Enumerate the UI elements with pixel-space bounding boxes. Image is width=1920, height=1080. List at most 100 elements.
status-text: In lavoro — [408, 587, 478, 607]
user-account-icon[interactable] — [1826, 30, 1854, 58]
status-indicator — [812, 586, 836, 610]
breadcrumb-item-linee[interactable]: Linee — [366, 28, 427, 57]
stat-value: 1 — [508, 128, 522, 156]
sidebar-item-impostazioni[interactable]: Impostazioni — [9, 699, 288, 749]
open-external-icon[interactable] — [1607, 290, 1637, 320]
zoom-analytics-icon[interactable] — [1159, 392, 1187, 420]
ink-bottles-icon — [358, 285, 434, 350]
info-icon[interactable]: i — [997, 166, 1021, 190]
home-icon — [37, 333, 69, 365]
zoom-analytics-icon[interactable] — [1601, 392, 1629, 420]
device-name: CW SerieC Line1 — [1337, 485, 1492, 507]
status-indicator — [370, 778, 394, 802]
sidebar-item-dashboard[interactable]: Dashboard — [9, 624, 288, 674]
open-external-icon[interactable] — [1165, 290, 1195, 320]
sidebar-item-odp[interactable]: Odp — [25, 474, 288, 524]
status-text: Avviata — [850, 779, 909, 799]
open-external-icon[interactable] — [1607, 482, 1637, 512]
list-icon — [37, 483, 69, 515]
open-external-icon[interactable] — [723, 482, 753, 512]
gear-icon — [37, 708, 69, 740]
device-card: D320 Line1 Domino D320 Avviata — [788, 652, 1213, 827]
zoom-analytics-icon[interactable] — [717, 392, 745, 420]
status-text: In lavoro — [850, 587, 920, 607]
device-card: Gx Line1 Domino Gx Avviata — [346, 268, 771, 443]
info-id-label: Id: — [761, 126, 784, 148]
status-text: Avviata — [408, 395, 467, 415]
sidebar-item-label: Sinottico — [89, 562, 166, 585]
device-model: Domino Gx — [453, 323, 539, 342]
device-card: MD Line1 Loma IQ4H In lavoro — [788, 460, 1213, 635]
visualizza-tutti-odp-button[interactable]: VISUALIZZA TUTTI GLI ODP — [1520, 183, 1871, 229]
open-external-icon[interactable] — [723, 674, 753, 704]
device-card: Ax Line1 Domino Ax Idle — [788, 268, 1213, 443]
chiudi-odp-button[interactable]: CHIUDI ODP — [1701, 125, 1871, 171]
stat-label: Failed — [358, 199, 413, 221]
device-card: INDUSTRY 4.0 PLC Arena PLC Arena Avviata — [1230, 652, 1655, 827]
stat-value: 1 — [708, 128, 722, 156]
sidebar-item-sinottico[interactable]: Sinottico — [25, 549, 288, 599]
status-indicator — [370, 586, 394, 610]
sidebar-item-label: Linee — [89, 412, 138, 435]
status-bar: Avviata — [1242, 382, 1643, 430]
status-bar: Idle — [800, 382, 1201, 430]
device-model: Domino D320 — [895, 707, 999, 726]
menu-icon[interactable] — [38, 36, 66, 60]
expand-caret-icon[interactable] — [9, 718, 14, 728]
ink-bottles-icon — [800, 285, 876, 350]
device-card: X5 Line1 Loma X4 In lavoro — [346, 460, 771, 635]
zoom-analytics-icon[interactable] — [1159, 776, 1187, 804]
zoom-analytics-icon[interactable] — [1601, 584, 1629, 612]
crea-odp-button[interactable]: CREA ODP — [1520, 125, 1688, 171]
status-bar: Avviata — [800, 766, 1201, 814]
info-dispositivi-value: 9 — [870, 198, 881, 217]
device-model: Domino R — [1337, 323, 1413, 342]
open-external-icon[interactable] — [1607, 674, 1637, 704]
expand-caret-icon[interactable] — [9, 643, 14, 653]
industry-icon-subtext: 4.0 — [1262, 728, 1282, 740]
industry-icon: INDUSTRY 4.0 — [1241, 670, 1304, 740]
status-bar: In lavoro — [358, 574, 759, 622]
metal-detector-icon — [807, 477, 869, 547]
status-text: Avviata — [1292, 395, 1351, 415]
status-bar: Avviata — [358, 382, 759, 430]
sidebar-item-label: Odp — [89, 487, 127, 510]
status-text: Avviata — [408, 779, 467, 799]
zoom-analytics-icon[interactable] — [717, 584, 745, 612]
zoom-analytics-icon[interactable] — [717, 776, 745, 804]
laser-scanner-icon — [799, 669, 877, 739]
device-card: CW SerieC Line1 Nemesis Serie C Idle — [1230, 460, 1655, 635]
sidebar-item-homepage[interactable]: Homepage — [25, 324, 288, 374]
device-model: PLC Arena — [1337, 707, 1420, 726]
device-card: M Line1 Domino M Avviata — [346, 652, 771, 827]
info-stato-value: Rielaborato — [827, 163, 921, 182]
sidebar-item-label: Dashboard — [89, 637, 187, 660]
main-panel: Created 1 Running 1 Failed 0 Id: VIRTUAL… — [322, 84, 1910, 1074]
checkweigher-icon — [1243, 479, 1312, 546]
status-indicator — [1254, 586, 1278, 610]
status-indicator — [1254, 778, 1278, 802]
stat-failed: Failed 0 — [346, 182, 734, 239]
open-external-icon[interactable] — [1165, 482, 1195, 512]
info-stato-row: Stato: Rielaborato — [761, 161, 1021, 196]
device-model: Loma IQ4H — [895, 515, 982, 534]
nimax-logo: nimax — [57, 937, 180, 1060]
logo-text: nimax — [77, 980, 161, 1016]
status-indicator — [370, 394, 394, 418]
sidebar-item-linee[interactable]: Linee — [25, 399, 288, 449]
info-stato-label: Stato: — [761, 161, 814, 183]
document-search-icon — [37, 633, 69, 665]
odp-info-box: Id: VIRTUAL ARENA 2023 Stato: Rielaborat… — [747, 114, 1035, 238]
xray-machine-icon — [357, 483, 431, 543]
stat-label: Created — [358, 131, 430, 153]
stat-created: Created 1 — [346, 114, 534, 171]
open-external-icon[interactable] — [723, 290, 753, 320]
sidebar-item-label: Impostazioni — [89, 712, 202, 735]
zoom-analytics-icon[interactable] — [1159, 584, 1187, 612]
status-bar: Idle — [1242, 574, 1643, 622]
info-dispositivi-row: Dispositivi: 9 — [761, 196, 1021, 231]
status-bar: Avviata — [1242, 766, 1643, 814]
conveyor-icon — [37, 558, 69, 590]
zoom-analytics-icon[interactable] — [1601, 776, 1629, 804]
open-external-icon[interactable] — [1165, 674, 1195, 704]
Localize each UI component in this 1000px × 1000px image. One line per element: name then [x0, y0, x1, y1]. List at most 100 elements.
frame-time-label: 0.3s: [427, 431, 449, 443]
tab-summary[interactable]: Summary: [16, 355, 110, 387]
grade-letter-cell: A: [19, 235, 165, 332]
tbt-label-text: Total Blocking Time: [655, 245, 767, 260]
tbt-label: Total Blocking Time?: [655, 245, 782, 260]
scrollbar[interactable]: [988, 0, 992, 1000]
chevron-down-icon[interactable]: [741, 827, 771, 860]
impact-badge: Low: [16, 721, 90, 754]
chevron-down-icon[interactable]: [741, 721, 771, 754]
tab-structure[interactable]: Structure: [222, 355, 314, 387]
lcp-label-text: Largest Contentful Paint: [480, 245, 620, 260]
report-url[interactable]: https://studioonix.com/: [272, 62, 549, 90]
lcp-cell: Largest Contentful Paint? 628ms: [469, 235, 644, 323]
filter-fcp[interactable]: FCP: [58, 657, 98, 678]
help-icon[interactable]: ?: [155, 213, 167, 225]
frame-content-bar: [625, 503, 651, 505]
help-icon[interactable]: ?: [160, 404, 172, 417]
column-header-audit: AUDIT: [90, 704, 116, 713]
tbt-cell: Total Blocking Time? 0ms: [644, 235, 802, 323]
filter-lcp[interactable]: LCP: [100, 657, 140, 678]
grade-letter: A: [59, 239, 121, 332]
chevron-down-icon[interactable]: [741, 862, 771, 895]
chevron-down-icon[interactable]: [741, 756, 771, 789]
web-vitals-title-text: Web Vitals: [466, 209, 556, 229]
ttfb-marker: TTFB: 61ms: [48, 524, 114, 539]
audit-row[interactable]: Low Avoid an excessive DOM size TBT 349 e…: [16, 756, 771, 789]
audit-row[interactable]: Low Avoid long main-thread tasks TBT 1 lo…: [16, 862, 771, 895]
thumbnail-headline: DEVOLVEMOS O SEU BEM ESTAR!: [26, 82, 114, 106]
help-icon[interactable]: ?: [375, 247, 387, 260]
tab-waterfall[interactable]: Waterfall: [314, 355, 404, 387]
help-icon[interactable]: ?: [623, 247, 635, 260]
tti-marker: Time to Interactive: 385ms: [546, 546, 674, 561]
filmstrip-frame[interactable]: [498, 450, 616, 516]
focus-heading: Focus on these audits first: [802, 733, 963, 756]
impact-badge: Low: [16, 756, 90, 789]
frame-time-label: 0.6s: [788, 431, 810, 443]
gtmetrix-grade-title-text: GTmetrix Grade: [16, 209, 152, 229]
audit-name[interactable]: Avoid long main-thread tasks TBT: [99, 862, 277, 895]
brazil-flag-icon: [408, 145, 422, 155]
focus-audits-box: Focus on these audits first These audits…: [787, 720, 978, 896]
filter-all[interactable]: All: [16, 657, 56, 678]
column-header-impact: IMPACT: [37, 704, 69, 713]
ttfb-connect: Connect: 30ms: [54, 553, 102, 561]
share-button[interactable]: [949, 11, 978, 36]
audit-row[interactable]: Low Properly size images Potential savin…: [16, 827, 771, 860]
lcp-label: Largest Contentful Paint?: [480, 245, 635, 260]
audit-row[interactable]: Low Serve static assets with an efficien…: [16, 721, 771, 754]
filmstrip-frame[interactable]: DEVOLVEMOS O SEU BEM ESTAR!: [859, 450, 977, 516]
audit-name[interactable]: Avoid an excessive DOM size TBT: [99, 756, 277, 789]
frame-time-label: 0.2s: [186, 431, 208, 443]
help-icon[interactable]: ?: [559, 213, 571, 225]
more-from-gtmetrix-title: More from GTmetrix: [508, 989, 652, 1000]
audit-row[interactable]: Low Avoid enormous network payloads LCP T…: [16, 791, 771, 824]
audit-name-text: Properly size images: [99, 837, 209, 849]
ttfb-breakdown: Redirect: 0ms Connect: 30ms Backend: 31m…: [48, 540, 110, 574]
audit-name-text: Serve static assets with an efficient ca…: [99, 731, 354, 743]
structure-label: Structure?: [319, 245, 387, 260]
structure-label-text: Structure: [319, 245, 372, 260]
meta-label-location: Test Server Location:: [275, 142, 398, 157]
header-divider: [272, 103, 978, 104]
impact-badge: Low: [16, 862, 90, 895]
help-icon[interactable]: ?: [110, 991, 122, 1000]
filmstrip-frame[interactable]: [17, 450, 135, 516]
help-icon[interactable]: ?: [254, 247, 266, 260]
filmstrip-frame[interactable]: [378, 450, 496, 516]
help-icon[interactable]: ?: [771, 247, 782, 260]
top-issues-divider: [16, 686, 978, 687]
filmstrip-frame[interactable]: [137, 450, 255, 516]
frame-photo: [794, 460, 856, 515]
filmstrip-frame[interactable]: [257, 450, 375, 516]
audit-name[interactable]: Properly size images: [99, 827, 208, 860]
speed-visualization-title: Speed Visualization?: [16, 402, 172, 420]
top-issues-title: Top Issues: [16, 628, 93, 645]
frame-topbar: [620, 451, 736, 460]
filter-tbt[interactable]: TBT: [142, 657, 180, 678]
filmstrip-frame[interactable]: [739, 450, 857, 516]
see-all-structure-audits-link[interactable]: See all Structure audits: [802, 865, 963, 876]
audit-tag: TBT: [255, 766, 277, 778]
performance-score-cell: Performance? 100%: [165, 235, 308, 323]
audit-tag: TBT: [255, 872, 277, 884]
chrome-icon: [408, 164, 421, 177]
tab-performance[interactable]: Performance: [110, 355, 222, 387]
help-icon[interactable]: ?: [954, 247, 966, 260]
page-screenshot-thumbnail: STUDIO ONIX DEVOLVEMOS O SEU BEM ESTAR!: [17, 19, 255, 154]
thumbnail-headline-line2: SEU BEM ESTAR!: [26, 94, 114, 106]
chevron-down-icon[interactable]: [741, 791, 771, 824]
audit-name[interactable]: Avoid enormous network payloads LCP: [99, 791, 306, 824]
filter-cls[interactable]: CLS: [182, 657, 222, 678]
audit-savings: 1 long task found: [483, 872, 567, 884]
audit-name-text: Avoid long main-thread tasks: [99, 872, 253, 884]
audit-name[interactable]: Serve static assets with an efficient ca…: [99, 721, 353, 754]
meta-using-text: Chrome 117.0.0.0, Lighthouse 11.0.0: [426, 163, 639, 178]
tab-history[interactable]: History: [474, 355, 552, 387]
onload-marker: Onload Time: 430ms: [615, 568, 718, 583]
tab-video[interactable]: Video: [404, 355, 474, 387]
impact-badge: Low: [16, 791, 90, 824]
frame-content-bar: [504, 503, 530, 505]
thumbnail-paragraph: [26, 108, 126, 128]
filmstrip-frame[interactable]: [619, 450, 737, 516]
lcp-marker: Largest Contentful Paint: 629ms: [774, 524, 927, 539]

+ + +

- What is being asked
Return every line of the items from the very first line up to and including the line that contains "sidebar-item-label: Sinottico —", copied without any change.

- Result of this exercise
Enumerate the UI elements with pixel-space bounding boxes. Image is width=1920, height=1080. List at most 100 elements.
status-text: In lavoro — [408, 587, 478, 607]
user-account-icon[interactable] — [1826, 30, 1854, 58]
status-indicator — [812, 586, 836, 610]
breadcrumb-item-linee[interactable]: Linee — [366, 28, 427, 57]
stat-value: 1 — [508, 128, 522, 156]
sidebar-item-impostazioni[interactable]: Impostazioni — [9, 699, 288, 749]
open-external-icon[interactable] — [1607, 290, 1637, 320]
zoom-analytics-icon[interactable] — [1159, 392, 1187, 420]
ink-bottles-icon — [358, 285, 434, 350]
info-icon[interactable]: i — [997, 166, 1021, 190]
home-icon — [37, 333, 69, 365]
zoom-analytics-icon[interactable] — [1601, 392, 1629, 420]
device-name: CW SerieC Line1 — [1337, 485, 1492, 507]
status-indicator — [370, 778, 394, 802]
sidebar-item-dashboard[interactable]: Dashboard — [9, 624, 288, 674]
open-external-icon[interactable] — [1165, 290, 1195, 320]
sidebar-item-odp[interactable]: Odp — [25, 474, 288, 524]
status-text: Avviata — [850, 779, 909, 799]
open-external-icon[interactable] — [1607, 482, 1637, 512]
list-icon — [37, 483, 69, 515]
open-external-icon[interactable] — [723, 482, 753, 512]
gear-icon — [37, 708, 69, 740]
device-card: D320 Line1 Domino D320 Avviata — [788, 652, 1213, 827]
zoom-analytics-icon[interactable] — [717, 392, 745, 420]
status-text: In lavoro — [850, 587, 920, 607]
device-card: Gx Line1 Domino Gx Avviata — [346, 268, 771, 443]
info-id-label: Id: — [761, 126, 784, 148]
status-text: Avviata — [408, 395, 467, 415]
sidebar-item-label: Sinottico — [89, 562, 166, 585]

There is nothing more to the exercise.